+++ Materials provided

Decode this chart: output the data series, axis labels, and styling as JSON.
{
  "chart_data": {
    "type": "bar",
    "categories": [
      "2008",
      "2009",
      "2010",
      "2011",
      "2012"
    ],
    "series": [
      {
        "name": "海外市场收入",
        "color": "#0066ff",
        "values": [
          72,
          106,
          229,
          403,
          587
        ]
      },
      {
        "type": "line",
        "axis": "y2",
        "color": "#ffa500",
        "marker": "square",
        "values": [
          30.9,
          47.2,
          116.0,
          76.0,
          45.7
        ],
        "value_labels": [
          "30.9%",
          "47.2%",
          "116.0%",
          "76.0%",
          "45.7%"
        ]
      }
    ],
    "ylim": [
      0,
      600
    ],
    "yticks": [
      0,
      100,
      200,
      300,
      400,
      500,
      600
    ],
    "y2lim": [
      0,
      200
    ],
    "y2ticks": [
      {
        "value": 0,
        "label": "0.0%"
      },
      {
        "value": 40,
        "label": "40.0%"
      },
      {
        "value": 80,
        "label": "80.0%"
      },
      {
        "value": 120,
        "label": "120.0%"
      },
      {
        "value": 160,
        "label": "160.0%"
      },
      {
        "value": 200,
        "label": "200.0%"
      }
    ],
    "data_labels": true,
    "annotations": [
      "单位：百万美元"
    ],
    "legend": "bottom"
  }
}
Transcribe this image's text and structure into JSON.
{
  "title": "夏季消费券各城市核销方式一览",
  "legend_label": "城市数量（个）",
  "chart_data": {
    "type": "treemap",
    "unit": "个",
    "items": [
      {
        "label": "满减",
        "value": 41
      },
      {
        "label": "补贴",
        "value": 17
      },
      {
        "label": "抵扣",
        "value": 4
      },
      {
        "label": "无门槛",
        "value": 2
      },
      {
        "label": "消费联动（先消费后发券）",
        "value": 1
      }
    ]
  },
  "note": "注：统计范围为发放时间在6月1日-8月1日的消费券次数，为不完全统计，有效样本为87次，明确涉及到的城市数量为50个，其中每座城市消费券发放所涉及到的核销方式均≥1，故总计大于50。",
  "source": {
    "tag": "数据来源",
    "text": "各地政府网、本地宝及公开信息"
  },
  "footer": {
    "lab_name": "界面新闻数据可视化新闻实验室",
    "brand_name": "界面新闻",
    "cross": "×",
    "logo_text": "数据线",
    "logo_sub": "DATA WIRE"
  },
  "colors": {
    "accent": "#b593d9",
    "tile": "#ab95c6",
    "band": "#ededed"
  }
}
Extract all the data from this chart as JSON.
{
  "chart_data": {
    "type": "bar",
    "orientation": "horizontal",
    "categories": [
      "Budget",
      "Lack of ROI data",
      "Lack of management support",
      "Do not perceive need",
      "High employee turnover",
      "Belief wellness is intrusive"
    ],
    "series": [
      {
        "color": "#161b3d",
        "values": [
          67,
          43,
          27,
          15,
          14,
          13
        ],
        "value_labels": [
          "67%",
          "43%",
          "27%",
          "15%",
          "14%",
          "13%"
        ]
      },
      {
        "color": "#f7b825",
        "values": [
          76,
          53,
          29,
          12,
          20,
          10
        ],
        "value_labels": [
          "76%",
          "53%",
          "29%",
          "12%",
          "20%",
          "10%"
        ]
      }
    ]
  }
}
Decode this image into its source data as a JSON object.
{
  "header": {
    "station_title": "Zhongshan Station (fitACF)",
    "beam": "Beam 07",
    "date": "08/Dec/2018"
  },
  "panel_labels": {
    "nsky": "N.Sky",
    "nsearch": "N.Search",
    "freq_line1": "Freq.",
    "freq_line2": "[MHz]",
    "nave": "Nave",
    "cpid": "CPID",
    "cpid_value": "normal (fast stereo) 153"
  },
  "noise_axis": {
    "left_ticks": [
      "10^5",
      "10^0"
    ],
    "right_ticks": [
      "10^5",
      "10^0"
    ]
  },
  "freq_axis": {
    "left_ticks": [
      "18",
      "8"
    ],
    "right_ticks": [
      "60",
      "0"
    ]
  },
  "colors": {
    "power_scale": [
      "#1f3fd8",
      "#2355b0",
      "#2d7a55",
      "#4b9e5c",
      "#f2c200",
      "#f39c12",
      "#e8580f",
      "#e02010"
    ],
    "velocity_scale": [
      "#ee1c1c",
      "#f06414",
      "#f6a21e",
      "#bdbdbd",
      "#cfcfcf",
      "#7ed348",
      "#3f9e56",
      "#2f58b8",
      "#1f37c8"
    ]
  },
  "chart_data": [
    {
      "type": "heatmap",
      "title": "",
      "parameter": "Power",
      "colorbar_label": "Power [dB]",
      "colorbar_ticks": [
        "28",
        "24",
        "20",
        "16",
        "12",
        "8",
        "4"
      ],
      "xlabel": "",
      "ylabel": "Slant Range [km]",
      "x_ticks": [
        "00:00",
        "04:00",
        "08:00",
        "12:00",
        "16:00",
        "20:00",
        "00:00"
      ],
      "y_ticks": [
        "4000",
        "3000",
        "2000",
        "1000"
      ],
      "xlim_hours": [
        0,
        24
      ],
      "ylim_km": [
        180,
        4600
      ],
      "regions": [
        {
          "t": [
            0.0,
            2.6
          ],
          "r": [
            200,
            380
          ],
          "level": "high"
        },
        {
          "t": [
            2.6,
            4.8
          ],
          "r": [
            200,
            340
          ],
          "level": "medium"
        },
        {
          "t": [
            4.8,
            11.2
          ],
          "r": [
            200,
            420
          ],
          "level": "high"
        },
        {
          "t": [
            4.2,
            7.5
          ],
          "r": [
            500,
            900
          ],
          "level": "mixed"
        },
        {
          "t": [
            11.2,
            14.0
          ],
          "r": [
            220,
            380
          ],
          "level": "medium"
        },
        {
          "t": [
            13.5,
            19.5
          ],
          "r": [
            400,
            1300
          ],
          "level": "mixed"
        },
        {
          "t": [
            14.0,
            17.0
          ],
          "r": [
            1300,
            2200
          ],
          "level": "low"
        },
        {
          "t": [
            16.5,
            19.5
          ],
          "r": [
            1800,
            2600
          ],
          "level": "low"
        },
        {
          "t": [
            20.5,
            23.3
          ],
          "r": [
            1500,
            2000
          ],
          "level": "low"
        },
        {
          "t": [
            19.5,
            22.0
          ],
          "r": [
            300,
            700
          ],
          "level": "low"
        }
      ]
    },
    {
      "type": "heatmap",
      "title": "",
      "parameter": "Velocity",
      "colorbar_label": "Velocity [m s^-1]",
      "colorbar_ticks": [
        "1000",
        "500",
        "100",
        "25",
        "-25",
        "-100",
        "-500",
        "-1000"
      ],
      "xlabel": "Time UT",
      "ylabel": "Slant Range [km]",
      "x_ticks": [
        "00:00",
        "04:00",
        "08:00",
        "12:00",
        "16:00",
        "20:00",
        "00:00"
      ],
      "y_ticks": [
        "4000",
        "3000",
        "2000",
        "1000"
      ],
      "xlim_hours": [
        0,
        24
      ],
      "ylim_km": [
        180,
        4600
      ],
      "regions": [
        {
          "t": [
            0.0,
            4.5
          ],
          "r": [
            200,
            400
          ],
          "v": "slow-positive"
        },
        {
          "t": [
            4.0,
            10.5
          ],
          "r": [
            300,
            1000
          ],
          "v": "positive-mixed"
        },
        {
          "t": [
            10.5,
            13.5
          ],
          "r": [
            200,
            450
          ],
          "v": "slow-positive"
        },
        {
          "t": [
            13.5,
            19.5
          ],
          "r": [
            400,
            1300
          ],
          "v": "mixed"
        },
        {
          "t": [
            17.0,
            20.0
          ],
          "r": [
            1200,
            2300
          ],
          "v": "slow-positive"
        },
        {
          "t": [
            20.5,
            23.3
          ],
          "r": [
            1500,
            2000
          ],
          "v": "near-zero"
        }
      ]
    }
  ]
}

++++++

- What the task requires -
Repeat the material above in full, exactly as it stands.

- Reply -
Decode this chart: output the data series, axis labels, and styling as JSON.
{
  "chart_data": {
    "type": "bar",
    "categories": [
      "2008",
      "2009",
      "2010",
      "2011",
      "2012"
    ],
    "series": [
      {
        "name": "海外市场收入",
        "color": "#0066ff",
        "values": [
          72,
          106,
          229,
          403,
          587
        ]
      },
      {
        "type": "line",
        "axis": "y2",
        "color": "#ffa500",
        "marker": "square",
        "values": [
          30.9,
          47.2,
          116.0,
          76.0,
          45.7
        ],
        "value_labels": [
          "30.9%",
          "47.2%",
          "116.0%",
          "76.0%",
          "45.7%"
        ]
      }
    ],
    "ylim": [
      0,
      600
    ],
    "yticks": [
      0,
      100,
      200,
      300,
      400,
      500,
      600
    ],
    "y2lim": [
      0,
      200
    ],
    "y2ticks": [
      {
        "value": 0,
        "label": "0.0%"
      },
      {
        "value": 40,
        "label": "40.0%"
      },
      {
        "value": 80,
        "label": "80.0%"
      },
      {
        "value": 120,
        "label": "120.0%"
      },
      {
        "value": 160,
        "label": "160.0%"
      },
      {
        "value": 200,
        "label": "200.0%"
      }
    ],
    "data_labels": true,
    "annotations": [
      "单位：百万美元"
    ],
    "legend": "bottom"
  }
}
Transcribe this image's text and structure into JSON.
{
  "title": "夏季消费券各城市核销方式一览",
  "legend_label": "城市数量（个）",
  "chart_data": {
    "type": "treemap",
    "unit": "个",
    "items": [
      {
        "label": "满减",
        "value": 41
      },
      {
        "label": "补贴",
        "value": 17
      },
      {
        "label": "抵扣",
        "value": 4
      },
      {
        "label": "无门槛",
        "value": 2
      },
      {
        "label": "消费联动（先消费后发券）",
        "value": 1
      }
    ]
  },
  "note": "注：统计范围为发放时间在6月1日-8月1日的消费券次数，为不完全统计，有效样本为87次，明确涉及到的城市数量为50个，其中每座城市消费券发放所涉及到的核销方式均≥1，故总计大于50。",
  "source": {
    "tag": "数据来源",
    "text": "各地政府网、本地宝及公开信息"
  },
  "footer": {
    "lab_name": "界面新闻数据可视化新闻实验室",
    "brand_name": "界面新闻",
    "cross": "×",
    "logo_text": "数据线",
    "logo_sub": "DATA WIRE"
  },
  "colors": {
    "accent": "#b593d9",
    "tile": "#ab95c6",
    "band": "#ededed"
  }
}
Extract all the data from this chart as JSON.
{
  "chart_data": {
    "type": "bar",
    "orientation": "horizontal",
    "categories": [
      "Budget",
      "Lack of ROI data",
      "Lack of management support",
      "Do not perceive need",
      "High employee turnover",
      "Belief wellness is intrusive"
    ],
    "series": [
      {
        "color": "#161b3d",
        "values": [
          67,
          43,
          27,
          15,
          14,
          13
        ],
        "value_labels": [
          "67%",
          "43%",
          "27%",
          "15%",
          "14%",
          "13%"
        ]
      },
      {
        "color": "#f7b825",
        "values": [
          76,
          53,
          29,
          12,
          20,
          10
        ],
        "value_labels": [
          "76%",
          "53%",
          "29%",
          "12%",
          "20%",
          "10%"
        ]
      }
    ]
  }
}
Decode this image into its source data as a JSON object.
{
  "header": {
    "station_title": "Zhongshan Station (fitACF)",
    "beam": "Beam 07",
    "date": "08/Dec/2018"
  },
  "panel_labels": {
    "nsky": "N.Sky",
    "nsearch": "N.Search",
    "freq_line1": "Freq.",
    "freq_line2": "[MHz]",
    "nave": "Nave",
    "cpid": "CPID",
    "cpid_value": "normal (fast stereo) 153"
  },
  "noise_axis": {
    "left_ticks": [
      "10^5",
      "10^0"
    ],
    "right_ticks": [
      "10^5",
      "10^0"
    ]
  },
  "freq_axis": {
    "left_ticks": [
      "18",
      "8"
    ],
    "right_ticks": [
      "60",
      "0"
    ]
  },
  "colors": {
    "power_scale": [
      "#1f3fd8",
      "#2355b0",
      "#2d7a55",
      "#4b9e5c",
      "#f2c200",
      "#f39c12",
      "#e8580f",
      "#e02010"
    ],
    "velocity_scale": [
      "#ee1c1c",
      "#f06414",
      "#f6a21e",
      "#bdbdbd",
      "#cfcfcf",
      "#7ed348",
      "#3f9e56",
      "#2f58b8",
      "#1f37c8"
    ]
  },
  "chart_data": [
    {
      "type": "heatmap",
      "title": "",
      "parameter": "Power",
      "colorbar_label": "Power [dB]",
      "colorbar_ticks": [
        "28",
        "24",
        "20",
        "16",
        "12",
        "8",
        "4"
      ],
      "xlabel": "",
      "ylabel": "Slant Range [km]",
      "x_ticks": [
        "00:00",
        "04:00",
        "08:00",
        "12:00",
        "16:00",
        "20:00",
        "00:00"
      ],
      "y_ticks": [
        "4000",
        "3000",
        "2000",
        "1000"
      ],
      "xlim_hours": [
        0,
        24
      ],
      "ylim_km": [
        180,
        4600
      ],
      "regions": [
        {
          "t": [
            0.0,
            2.6
          ],
          "r": [
            200,
            380
          ],
          "level": "high"
        },
        {
          "t": [
            2.6,
            4.8
          ],
          "r": [
            200,
            340
          ],
          "level": "medium"
        },
        {
          "t": [
            4.8,
            11.2
          ],
          "r": [
            200,
            420
          ],
          "level": "high"
        },
        {
          "t": [
            4.2,
            7.5
          ],
          "r": [
            500,
            900
          ],
          "level": "mixed"
        },
        {
          "t": [
            11.2,
            14.0
          ],
          "r": [
            220,
            380
          ],
          "level": "medium"
        },
        {
          "t": [
            13.5,
            19.5
          ],
          "r": [
            400,
            1300
          ],
          "level": "mixed"
        },
        {
          "t": [
            14.0,
            17.0
          ],
          "r": [
            1300,
            2200
          ],
          "level": "low"
        },
        {
          "t": [
            16.5,
            19.5
          ],
          "r": [
            1800,
            2600
          ],
          "level": "low"
        },
        {
          "t": [
            20.5,
            23.3
          ],
          "r": [
            1500,
            2000
          ],
          "level": "low"
        },
        {
          "t": [
            19.5,
            22.0
          ],
          "r": [
            300,
            700
          ],
          "level": "low"
        }
      ]
    },
    {
      "type": "heatmap",
      "title": "",
      "parameter": "Velocity",
      "colorbar_label": "Velocity [m s^-1]",
      "colorbar_ticks": [
        "1000",
        "500",
        "100",
        "25",
        "-25",
        "-100",
        "-500",
        "-1000"
      ],
      "xlabel": "Time UT",
      "ylabel": "Slant Range [km]",
      "x_ticks": [
        "00:00",
        "04:00",
        "08:00",
        "12:00",
        "16:00",
        "20:00",
        "00:00"
      ],
      "y_ticks": [
        "4000",
        "3000",
        "2000",
        "1000"
      ],
      "xlim_hours": [
        0,
        24
      ],
      "ylim_km": [
        180,
        4600
      ],
      "regions": [
        {
          "t": [
            0.0,
            4.5
          ],
          "r": [
            200,
            400
          ],
          "v": "slow-positive"
        },
        {
          "t": [
            4.0,
            10.5
          ],
          "r": [
            300,
            1000
          ],
          "v": "positive-mixed"
        },
        {
          "t": [
            10.5,
            13.5
          ],
          "r": [
            200,
            450
          ],
          "v": "slow-positive"
        },
        {
          "t": [
            13.5,
            19.5
          ],
          "r": [
            400,
            1300
          ],
          "v": "mixed"
        },
        {
          "t": [
            17.0,
            20.0
          ],
          "r": [
            1200,
            2300
          ],
          "v": "slow-positive"
        },
        {
          "t": [
            20.5,
            23.3
          ],
          "r": [
            1500,
            2000
          ],
          "v": "near-zero"
        }
      ]
    }
  ]
}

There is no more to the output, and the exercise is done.